WORK TO BE COMPLETED:
Show each line from the listing that includes the word "JSON".

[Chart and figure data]
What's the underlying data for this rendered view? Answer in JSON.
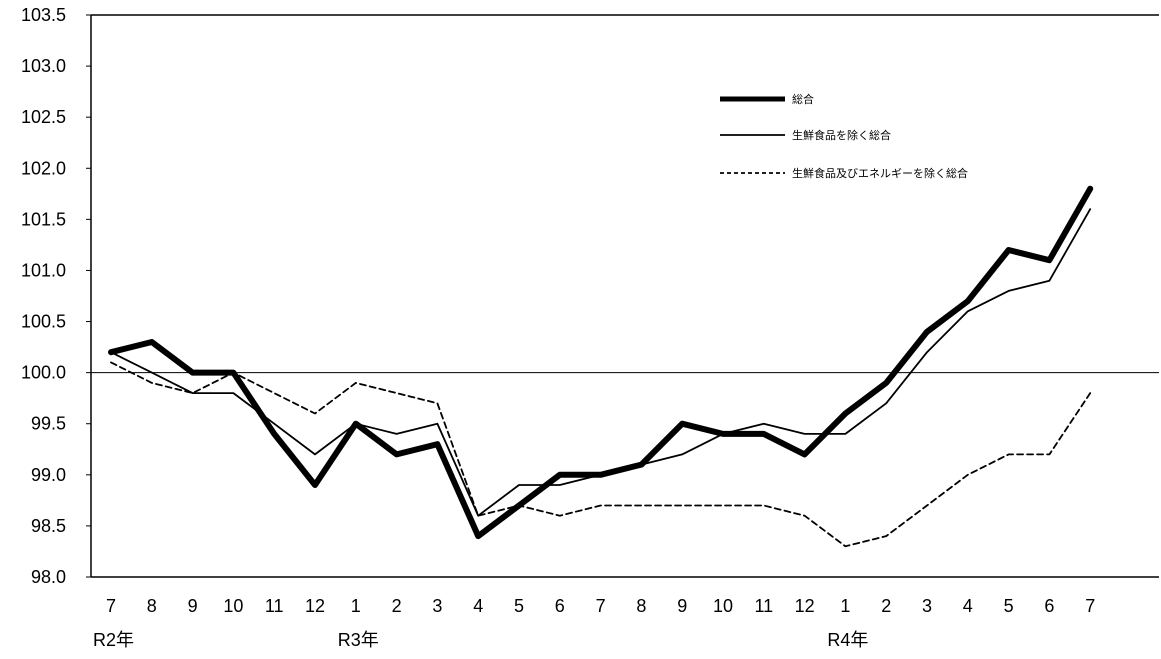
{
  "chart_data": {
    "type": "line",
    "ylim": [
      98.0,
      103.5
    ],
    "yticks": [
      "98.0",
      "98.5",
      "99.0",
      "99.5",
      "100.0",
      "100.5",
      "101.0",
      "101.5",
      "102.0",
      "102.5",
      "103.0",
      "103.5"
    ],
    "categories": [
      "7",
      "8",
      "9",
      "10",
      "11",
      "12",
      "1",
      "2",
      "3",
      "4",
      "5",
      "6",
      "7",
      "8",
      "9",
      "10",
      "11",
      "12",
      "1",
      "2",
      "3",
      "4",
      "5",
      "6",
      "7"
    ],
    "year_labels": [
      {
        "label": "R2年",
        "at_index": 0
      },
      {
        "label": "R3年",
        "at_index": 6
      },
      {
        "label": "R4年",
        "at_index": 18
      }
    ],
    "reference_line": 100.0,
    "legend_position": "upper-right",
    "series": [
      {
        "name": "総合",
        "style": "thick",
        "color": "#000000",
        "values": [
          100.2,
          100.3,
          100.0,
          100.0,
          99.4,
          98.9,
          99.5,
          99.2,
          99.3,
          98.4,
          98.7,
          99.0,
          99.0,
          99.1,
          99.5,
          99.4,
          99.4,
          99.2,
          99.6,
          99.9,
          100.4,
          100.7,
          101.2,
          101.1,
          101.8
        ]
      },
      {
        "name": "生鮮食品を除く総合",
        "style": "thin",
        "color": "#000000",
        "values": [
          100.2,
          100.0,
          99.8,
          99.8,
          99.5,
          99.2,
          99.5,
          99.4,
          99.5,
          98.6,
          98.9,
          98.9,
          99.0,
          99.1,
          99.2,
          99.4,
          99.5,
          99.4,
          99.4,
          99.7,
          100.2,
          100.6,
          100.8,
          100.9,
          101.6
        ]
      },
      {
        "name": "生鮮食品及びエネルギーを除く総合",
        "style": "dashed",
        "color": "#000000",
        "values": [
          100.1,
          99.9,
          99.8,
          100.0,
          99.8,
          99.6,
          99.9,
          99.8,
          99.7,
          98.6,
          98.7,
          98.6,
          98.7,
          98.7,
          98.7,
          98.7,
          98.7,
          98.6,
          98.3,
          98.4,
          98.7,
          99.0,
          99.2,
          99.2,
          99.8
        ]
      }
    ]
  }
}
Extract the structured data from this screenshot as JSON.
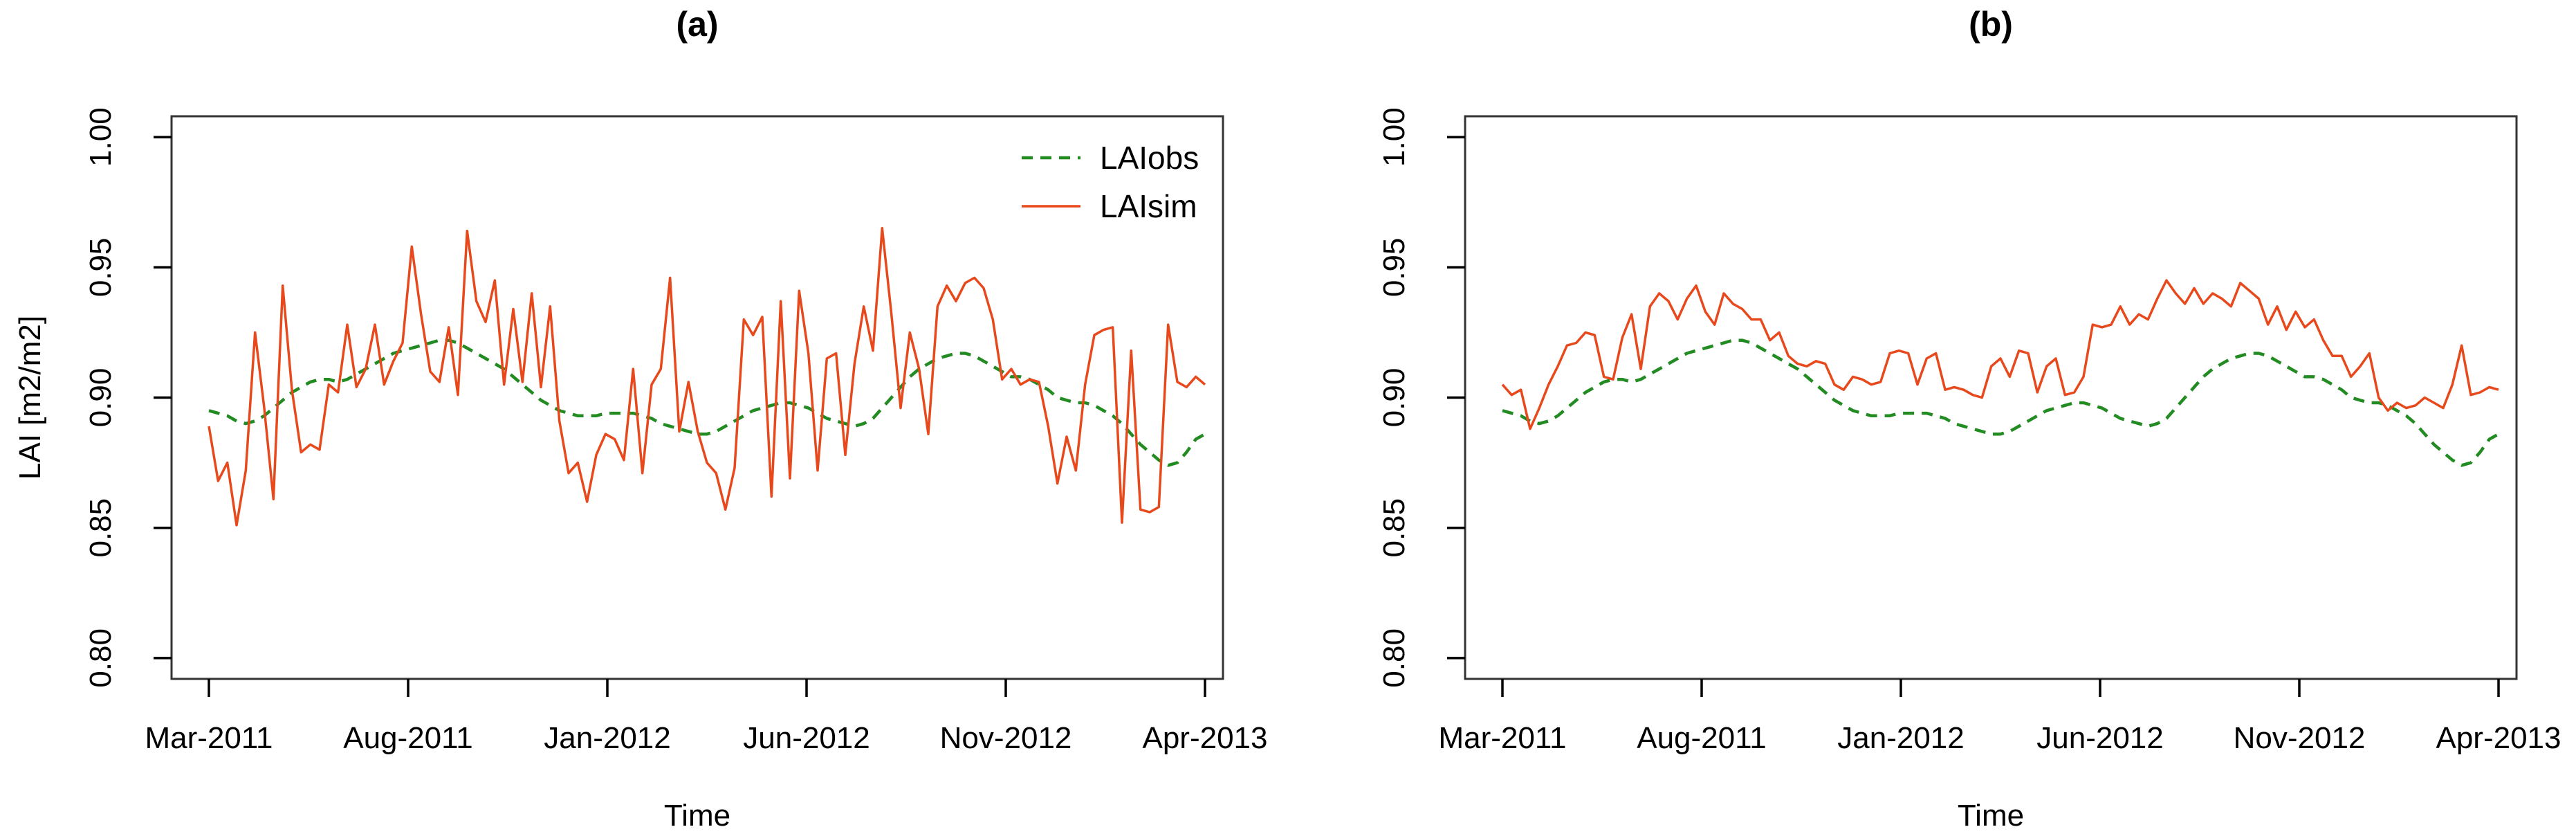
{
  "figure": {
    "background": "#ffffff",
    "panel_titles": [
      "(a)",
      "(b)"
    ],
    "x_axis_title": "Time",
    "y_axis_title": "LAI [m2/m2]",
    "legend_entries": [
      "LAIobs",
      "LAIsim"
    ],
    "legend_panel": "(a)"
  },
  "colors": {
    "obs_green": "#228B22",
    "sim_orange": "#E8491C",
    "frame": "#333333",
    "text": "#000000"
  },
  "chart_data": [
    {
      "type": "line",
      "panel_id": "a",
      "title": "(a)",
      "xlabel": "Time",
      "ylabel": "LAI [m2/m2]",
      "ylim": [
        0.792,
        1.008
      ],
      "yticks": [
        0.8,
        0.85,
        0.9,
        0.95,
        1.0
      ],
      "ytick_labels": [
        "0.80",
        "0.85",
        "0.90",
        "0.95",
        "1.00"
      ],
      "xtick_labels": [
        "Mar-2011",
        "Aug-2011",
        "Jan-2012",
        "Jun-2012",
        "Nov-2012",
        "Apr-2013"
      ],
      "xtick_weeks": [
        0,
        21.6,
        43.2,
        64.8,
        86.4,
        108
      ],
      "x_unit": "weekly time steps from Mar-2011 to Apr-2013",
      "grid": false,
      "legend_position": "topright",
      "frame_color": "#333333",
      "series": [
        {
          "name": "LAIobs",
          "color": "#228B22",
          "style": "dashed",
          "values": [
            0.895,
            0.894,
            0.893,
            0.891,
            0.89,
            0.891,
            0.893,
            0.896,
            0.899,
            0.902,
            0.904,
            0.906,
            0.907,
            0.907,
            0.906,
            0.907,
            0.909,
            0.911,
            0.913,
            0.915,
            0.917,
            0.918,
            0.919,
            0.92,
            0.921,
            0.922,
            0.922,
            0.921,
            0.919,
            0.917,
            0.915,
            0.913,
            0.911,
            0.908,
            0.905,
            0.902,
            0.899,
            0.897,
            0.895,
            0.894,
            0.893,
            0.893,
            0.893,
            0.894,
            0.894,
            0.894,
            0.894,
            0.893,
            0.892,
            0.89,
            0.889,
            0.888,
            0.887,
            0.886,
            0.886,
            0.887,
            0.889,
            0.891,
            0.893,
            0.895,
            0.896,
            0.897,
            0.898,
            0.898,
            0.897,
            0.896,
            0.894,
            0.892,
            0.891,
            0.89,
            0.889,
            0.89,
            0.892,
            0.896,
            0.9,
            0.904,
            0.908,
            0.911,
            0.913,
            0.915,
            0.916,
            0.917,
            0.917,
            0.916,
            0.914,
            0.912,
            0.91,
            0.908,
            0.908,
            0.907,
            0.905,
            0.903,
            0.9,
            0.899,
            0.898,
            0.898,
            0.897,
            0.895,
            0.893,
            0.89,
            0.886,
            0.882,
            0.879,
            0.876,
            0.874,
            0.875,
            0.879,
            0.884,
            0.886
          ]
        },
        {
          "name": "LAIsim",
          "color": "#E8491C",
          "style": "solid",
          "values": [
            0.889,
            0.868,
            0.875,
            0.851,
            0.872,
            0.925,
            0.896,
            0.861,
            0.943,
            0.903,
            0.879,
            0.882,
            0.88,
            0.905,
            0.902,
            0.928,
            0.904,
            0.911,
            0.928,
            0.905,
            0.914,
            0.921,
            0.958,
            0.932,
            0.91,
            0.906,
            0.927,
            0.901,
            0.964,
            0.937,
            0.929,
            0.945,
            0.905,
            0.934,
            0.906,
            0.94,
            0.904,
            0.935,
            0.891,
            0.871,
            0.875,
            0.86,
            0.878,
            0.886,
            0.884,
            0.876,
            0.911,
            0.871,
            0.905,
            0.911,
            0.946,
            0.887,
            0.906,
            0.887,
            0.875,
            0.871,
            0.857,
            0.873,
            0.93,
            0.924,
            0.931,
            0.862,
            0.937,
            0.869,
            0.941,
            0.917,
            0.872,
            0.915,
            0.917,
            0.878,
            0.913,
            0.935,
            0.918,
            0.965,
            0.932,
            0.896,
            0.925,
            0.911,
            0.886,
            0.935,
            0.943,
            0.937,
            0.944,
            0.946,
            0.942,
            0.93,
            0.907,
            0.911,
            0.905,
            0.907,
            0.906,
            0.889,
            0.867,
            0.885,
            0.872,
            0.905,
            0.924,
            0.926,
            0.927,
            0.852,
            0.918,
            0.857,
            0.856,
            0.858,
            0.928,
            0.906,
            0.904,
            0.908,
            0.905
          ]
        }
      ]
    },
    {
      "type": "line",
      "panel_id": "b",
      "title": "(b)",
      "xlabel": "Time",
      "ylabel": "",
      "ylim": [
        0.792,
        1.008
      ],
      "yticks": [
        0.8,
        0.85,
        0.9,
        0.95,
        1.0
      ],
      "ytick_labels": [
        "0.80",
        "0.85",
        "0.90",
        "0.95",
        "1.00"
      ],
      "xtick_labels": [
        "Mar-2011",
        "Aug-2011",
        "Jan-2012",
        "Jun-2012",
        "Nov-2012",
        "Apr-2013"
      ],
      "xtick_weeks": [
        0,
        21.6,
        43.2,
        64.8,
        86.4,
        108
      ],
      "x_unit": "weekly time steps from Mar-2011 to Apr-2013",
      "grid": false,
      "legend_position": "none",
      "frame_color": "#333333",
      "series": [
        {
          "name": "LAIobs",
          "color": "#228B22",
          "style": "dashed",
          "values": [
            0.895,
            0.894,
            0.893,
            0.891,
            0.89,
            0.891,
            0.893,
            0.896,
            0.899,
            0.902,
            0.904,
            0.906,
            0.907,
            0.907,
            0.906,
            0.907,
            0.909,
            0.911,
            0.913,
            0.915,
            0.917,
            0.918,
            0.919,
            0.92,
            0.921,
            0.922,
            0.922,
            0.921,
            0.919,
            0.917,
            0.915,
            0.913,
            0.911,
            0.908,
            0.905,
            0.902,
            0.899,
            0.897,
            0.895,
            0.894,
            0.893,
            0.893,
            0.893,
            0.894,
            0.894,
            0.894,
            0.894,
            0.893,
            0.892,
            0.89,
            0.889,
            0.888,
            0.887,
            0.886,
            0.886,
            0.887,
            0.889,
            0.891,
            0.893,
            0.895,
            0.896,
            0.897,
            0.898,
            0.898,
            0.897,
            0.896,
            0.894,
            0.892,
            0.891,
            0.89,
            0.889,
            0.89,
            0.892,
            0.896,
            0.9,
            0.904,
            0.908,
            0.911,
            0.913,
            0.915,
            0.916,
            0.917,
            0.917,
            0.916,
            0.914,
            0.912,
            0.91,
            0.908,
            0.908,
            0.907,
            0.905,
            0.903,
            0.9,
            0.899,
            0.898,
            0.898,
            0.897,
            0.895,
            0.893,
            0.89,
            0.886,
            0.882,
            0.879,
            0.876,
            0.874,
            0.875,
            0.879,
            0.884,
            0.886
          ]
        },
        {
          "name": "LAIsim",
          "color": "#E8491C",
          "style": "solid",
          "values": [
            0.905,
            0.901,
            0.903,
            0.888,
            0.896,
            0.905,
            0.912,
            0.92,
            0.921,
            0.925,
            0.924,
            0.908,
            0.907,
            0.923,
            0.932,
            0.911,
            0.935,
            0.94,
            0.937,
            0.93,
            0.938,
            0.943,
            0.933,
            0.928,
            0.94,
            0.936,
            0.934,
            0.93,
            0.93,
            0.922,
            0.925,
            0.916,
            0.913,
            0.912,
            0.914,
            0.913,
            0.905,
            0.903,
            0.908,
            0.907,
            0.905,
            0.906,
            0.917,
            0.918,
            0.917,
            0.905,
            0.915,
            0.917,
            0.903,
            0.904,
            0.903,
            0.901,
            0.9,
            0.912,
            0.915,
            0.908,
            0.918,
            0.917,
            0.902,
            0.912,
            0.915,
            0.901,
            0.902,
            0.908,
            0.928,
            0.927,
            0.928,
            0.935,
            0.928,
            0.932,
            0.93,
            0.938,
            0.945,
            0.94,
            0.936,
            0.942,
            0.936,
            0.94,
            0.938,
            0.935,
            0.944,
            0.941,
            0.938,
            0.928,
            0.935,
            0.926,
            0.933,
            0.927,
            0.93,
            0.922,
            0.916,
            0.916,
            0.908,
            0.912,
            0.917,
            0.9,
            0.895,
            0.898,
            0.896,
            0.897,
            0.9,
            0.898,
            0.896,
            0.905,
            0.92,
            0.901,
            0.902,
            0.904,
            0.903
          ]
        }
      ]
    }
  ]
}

EXERCISE RESPONSE:
What's the underlying data for this rendered view? Answer in JSON.
Extract the structured data from this screenshot as JSON.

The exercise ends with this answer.